++++ EXERCISE MATERIAL ++++

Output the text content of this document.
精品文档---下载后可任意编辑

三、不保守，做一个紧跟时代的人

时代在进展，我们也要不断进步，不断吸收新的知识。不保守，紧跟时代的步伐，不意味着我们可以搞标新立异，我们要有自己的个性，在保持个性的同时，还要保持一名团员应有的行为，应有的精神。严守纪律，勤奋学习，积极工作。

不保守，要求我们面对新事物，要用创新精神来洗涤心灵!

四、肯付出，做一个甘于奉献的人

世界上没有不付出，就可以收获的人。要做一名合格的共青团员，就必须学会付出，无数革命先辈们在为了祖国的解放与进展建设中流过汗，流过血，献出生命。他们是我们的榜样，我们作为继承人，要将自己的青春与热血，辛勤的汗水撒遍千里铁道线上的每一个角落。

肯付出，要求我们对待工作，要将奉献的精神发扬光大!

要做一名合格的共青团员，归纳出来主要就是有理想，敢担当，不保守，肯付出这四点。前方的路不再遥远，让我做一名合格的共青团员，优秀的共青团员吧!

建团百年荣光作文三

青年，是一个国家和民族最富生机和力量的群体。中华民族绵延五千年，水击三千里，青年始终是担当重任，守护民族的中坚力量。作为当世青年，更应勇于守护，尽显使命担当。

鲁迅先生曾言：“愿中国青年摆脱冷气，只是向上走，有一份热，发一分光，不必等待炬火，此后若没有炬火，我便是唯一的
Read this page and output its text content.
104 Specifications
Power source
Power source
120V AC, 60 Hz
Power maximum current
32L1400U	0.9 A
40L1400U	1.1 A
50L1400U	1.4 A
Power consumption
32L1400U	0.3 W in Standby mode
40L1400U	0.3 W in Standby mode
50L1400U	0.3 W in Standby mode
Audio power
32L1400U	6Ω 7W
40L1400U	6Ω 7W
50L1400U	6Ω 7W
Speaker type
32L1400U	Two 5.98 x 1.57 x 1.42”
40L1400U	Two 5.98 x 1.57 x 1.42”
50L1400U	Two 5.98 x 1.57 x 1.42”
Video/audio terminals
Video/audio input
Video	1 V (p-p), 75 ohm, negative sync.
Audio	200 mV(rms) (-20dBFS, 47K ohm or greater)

++++

> **DO THIS**:
Check every line of the data above for the string "text", and copy those that have it.

> **EXERCISE ANSWER**:
Output the text content of this document.
Read this page and output its text content.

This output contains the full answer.